start DATA FOR THIS TASK

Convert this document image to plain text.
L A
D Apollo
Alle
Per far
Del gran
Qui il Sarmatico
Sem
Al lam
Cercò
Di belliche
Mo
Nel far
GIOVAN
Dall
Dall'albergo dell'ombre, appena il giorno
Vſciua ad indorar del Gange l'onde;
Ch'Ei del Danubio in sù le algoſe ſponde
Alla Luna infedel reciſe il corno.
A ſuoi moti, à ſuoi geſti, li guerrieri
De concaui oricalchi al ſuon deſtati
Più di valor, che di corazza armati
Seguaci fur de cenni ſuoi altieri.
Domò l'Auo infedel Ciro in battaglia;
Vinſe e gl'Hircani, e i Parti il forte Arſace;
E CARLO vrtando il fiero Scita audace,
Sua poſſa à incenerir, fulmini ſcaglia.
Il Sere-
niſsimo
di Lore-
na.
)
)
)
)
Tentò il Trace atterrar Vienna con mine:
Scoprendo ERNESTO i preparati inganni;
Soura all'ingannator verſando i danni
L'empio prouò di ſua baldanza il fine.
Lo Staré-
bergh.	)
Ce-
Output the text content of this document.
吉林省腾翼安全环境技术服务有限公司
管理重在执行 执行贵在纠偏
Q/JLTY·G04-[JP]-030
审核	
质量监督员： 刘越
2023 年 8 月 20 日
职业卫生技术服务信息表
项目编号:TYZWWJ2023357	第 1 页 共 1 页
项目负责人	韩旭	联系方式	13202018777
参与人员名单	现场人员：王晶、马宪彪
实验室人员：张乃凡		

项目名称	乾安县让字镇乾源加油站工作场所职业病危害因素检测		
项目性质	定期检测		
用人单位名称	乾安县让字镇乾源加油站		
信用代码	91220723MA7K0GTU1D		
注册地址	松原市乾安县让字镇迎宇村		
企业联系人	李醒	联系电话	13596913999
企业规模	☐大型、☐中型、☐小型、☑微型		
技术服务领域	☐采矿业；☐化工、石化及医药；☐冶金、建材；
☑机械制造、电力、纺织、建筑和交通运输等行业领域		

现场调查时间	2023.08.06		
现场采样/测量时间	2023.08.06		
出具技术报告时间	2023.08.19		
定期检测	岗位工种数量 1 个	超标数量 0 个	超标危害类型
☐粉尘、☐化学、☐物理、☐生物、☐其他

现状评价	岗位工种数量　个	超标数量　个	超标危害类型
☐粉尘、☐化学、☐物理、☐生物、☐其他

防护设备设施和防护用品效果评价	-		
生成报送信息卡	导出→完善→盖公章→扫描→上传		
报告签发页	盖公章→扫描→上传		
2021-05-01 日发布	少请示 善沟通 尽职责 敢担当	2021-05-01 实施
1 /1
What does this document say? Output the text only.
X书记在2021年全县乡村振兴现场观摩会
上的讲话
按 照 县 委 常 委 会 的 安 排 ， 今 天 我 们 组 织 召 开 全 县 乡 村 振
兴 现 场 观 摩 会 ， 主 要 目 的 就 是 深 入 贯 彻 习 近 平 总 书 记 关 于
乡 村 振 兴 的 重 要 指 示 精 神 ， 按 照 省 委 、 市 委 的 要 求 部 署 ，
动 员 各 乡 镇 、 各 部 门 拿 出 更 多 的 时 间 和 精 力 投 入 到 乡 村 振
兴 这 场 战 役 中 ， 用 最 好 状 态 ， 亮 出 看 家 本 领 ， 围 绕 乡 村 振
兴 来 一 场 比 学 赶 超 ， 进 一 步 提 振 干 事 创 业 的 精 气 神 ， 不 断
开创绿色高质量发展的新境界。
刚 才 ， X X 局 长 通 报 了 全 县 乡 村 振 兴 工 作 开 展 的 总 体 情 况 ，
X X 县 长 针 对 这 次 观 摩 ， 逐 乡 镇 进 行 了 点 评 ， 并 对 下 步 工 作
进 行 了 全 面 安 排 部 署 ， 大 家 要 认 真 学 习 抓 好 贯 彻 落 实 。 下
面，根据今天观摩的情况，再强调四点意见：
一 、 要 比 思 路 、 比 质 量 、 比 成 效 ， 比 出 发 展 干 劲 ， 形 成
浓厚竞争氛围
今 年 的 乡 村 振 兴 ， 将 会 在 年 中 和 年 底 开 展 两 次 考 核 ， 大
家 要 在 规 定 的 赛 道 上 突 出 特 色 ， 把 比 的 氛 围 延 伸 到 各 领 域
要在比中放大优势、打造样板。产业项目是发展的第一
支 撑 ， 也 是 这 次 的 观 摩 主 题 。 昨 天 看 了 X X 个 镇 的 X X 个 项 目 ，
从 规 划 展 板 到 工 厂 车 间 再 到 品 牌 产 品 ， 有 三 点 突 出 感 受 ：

end DATA FOR THIS TASK

# STATED EXERCISE
Repeat the data verbatim.

# WRITTEN SOLUTION
Convert this document image to plain text.
L A
D Apollo
Alle
Per far
Del gran
Qui il Sarmatico
Sem
Al lam
Cercò
Di belliche
Mo
Nel far
GIOVAN
Dall
Dall'albergo dell'ombre, appena il giorno
Vſciua ad indorar del Gange l'onde;
Ch'Ei del Danubio in sù le algoſe ſponde
Alla Luna infedel reciſe il corno.
A ſuoi moti, à ſuoi geſti, li guerrieri
De concaui oricalchi al ſuon deſtati
Più di valor, che di corazza armati
Seguaci fur de cenni ſuoi altieri.
Domò l'Auo infedel Ciro in battaglia;
Vinſe e gl'Hircani, e i Parti il forte Arſace;
E CARLO vrtando il fiero Scita audace,
Sua poſſa à incenerir, fulmini ſcaglia.
Il Sere-
niſsimo
di Lore-
na.
)
)
)
)
Tentò il Trace atterrar Vienna con mine:
Scoprendo ERNESTO i preparati inganni;
Soura all'ingannator verſando i danni
L'empio prouò di ſua baldanza il fine.
Lo Staré-
bergh.	)
Ce-
Output the text content of this document.
吉林省腾翼安全环境技术服务有限公司
管理重在执行 执行贵在纠偏
Q/JLTY·G04-[JP]-030
审核	
质量监督员： 刘越
2023 年 8 月 20 日
职业卫生技术服务信息表
项目编号:TYZWWJ2023357	第 1 页 共 1 页
项目负责人	韩旭	联系方式	13202018777
参与人员名单	现场人员：王晶、马宪彪
实验室人员：张乃凡		

项目名称	乾安县让字镇乾源加油站工作场所职业病危害因素检测		
项目性质	定期检测		
用人单位名称	乾安县让字镇乾源加油站		
信用代码	91220723MA7K0GTU1D		
注册地址	松原市乾安县让字镇迎宇村		
企业联系人	李醒	联系电话	13596913999
企业规模	☐大型、☐中型、☐小型、☑微型		
技术服务领域	☐采矿业；☐化工、石化及医药；☐冶金、建材；
☑机械制造、电力、纺织、建筑和交通运输等行业领域		

现场调查时间	2023.08.06		
现场采样/测量时间	2023.08.06		
出具技术报告时间	2023.08.19		
定期检测	岗位工种数量 1 个	超标数量 0 个	超标危害类型
☐粉尘、☐化学、☐物理、☐生物、☐其他

现状评价	岗位工种数量　个	超标数量　个	超标危害类型
☐粉尘、☐化学、☐物理、☐生物、☐其他

防护设备设施和防护用品效果评价	-		
生成报送信息卡	导出→完善→盖公章→扫描→上传		
报告签发页	盖公章→扫描→上传		
2021-05-01 日发布	少请示 善沟通 尽职责 敢担当	2021-05-01 实施
1 /1
What does this document say? Output the text only.
X书记在2021年全县乡村振兴现场观摩会
上的讲话
按 照 县 委 常 委 会 的 安 排 ， 今 天 我 们 组 织 召 开 全 县 乡 村 振
兴 现 场 观 摩 会 ， 主 要 目 的 就 是 深 入 贯 彻 习 近 平 总 书 记 关 于
乡 村 振 兴 的 重 要 指 示 精 神 ， 按 照 省 委 、 市 委 的 要 求 部 署 ，
动 员 各 乡 镇 、 各 部 门 拿 出 更 多 的 时 间 和 精 力 投 入 到 乡 村 振
兴 这 场 战 役 中 ， 用 最 好 状 态 ， 亮 出 看 家 本 领 ， 围 绕 乡 村 振
兴 来 一 场 比 学 赶 超 ， 进 一 步 提 振 干 事 创 业 的 精 气 神 ， 不 断
开创绿色高质量发展的新境界。
刚 才 ， X X 局 长 通 报 了 全 县 乡 村 振 兴 工 作 开 展 的 总 体 情 况 ，
X X 县 长 针 对 这 次 观 摩 ， 逐 乡 镇 进 行 了 点 评 ， 并 对 下 步 工 作
进 行 了 全 面 安 排 部 署 ， 大 家 要 认 真 学 习 抓 好 贯 彻 落 实 。 下
面，根据今天观摩的情况，再强调四点意见：
一 、 要 比 思 路 、 比 质 量 、 比 成 效 ， 比 出 发 展 干 劲 ， 形 成
浓厚竞争氛围
今 年 的 乡 村 振 兴 ， 将 会 在 年 中 和 年 底 开 展 两 次 考 核 ， 大
家 要 在 规 定 的 赛 道 上 突 出 特 色 ， 把 比 的 氛 围 延 伸 到 各 领 域
要在比中放大优势、打造样板。产业项目是发展的第一
支 撑 ， 也 是 这 次 的 观 摩 主 题 。 昨 天 看 了 X X 个 镇 的 X X 个 项 目 ，
从 规 划 展 板 到 工 厂 车 间 再 到 品 牌 产 品 ， 有 三 点 突 出 感 受 ：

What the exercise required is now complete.